Stored data
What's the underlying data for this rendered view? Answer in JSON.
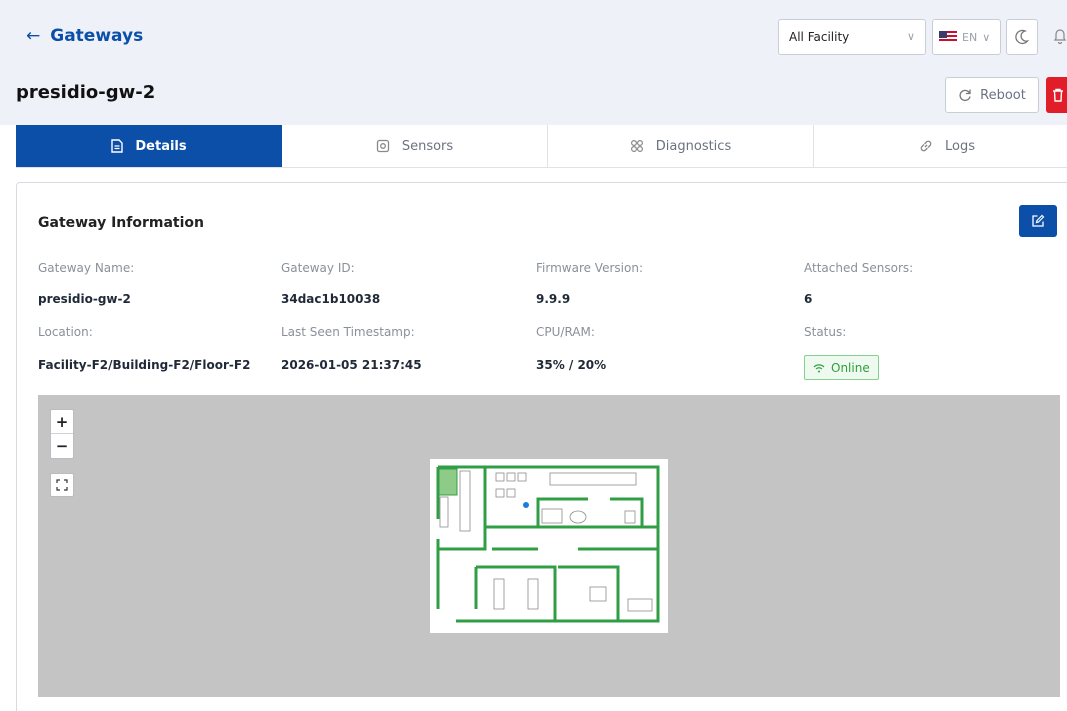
{
  "header": {
    "back_label": "Gateways",
    "facility_select": {
      "value": "All Facility"
    },
    "language": {
      "value": "EN"
    },
    "page_title": "presidio-gw-2",
    "reboot_label": "Reboot"
  },
  "tabs": [
    {
      "label": "Details",
      "icon": "document-icon",
      "active": true
    },
    {
      "label": "Sensors",
      "icon": "sensor-icon",
      "active": false
    },
    {
      "label": "Diagnostics",
      "icon": "diagnostics-icon",
      "active": false
    },
    {
      "label": "Logs",
      "icon": "link-icon",
      "active": false
    }
  ],
  "gateway_info": {
    "title": "Gateway Information",
    "fields": {
      "name": {
        "label": "Gateway Name:",
        "value": "presidio-gw-2"
      },
      "id": {
        "label": "Gateway ID:",
        "value": "34dac1b10038"
      },
      "firmware": {
        "label": "Firmware Version:",
        "value": "9.9.9"
      },
      "sensors": {
        "label": "Attached Sensors:",
        "value": "6"
      },
      "location": {
        "label": "Location:",
        "value": "Facility-F2/Building-F2/Floor-F2"
      },
      "last_seen": {
        "label": "Last Seen Timestamp:",
        "value": "2026-01-05 21:37:45"
      },
      "cpu_ram": {
        "label": "CPU/RAM:",
        "value": "35% / 20%"
      },
      "status": {
        "label": "Status:",
        "value": "Online"
      }
    }
  },
  "map": {
    "zoom_in": "+",
    "zoom_out": "−"
  },
  "colors": {
    "primary": "#0b4fa8",
    "header_bg": "#eef2f8",
    "danger": "#e11d2a",
    "online": "#2e9e3f",
    "map_bg": "#c4c4c4",
    "floorplan_walls": "#2f9e44"
  }
}
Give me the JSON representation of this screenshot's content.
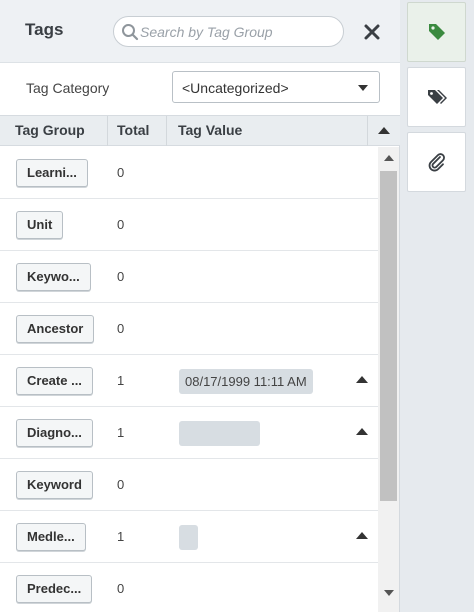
{
  "header": {
    "title": "Tags",
    "search_placeholder": "Search by Tag Group",
    "close_label": "close"
  },
  "category": {
    "label": "Tag Category",
    "selected": "<Uncategorized>"
  },
  "table": {
    "columns": [
      "Tag Group",
      "Total",
      "Tag Value"
    ],
    "rows": [
      {
        "group": "Learni...",
        "total": "0",
        "value": ""
      },
      {
        "group": "Unit",
        "total": "0",
        "value": ""
      },
      {
        "group": "Keywo...",
        "total": "0",
        "value": ""
      },
      {
        "group": "Ancestor",
        "total": "0",
        "value": ""
      },
      {
        "group": "Create ...",
        "total": "1",
        "value": "08/17/1999 11:11 AM"
      },
      {
        "group": "Diagno...",
        "total": "1",
        "value": "                   "
      },
      {
        "group": "Keyword",
        "total": "0",
        "value": ""
      },
      {
        "group": "Medle...",
        "total": "1",
        "value": "  "
      },
      {
        "group": "Predec...",
        "total": "0",
        "value": ""
      }
    ]
  },
  "rail": {
    "tabs": [
      "tag-icon",
      "tags-icon",
      "paperclip-icon"
    ]
  },
  "colors": {
    "accent_green": "#3a8a3f",
    "header_bg": "#eef1f4",
    "chip_bg": "#d7dde2"
  }
}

## Set task
Give all the lines above again, character for character, without pictures.

## Reply
What's the underlying data for this rendered view? Answer in JSON.
{
  "header": {
    "back_label": "Gateways",
    "facility_select": {
      "value": "All Facility"
    },
    "language": {
      "value": "EN"
    },
    "page_title": "presidio-gw-2",
    "reboot_label": "Reboot"
  },
  "tabs": [
    {
      "label": "Details",
      "icon": "document-icon",
      "active": true
    },
    {
      "label": "Sensors",
      "icon": "sensor-icon",
      "active": false
    },
    {
      "label": "Diagnostics",
      "icon": "diagnostics-icon",
      "active": false
    },
    {
      "label": "Logs",
      "icon": "link-icon",
      "active": false
    }
  ],
  "gateway_info": {
    "title": "Gateway Information",
    "fields": {
      "name": {
        "label": "Gateway Name:",
        "value": "presidio-gw-2"
      },
      "id": {
        "label": "Gateway ID:",
        "value": "34dac1b10038"
      },
      "firmware": {
        "label": "Firmware Version:",
        "value": "9.9.9"
      },
      "sensors": {
        "label": "Attached Sensors:",
        "value": "6"
      },
      "location": {
        "label": "Location:",
        "value": "Facility-F2/Building-F2/Floor-F2"
      },
      "last_seen": {
        "label": "Last Seen Timestamp:",
        "value": "2026-01-05 21:37:45"
      },
      "cpu_ram": {
        "label": "CPU/RAM:",
        "value": "35% / 20%"
      },
      "status": {
        "label": "Status:",
        "value": "Online"
      }
    }
  },
  "map": {
    "zoom_in": "+",
    "zoom_out": "−"
  },
  "colors": {
    "primary": "#0b4fa8",
    "header_bg": "#eef2f8",
    "danger": "#e11d2a",
    "online": "#2e9e3f",
    "map_bg": "#c4c4c4",
    "floorplan_walls": "#2f9e44"
  }
}
Give me the JSON representation of this screenshot's content.
{
  "header": {
    "title": "Tags",
    "search_placeholder": "Search by Tag Group",
    "close_label": "close"
  },
  "category": {
    "label": "Tag Category",
    "selected": "<Uncategorized>"
  },
  "table": {
    "columns": [
      "Tag Group",
      "Total",
      "Tag Value"
    ],
    "rows": [
      {
        "group": "Learni...",
        "total": "0",
        "value": ""
      },
      {
        "group": "Unit",
        "total": "0",
        "value": ""
      },
      {
        "group": "Keywo...",
        "total": "0",
        "value": ""
      },
      {
        "group": "Ancestor",
        "total": "0",
        "value": ""
      },
      {
        "group": "Create ...",
        "total": "1",
        "value": "08/17/1999 11:11 AM"
      },
      {
        "group": "Diagno...",
        "total": "1",
        "value": "                   "
      },
      {
        "group": "Keyword",
        "total": "0",
        "value": ""
      },
      {
        "group": "Medle...",
        "total": "1",
        "value": "  "
      },
      {
        "group": "Predec...",
        "total": "0",
        "value": ""
      }
    ]
  },
  "rail": {
    "tabs": [
      "tag-icon",
      "tags-icon",
      "paperclip-icon"
    ]
  },
  "colors": {
    "accent_green": "#3a8a3f",
    "header_bg": "#eef1f4",
    "chip_bg": "#d7dde2"
  }
}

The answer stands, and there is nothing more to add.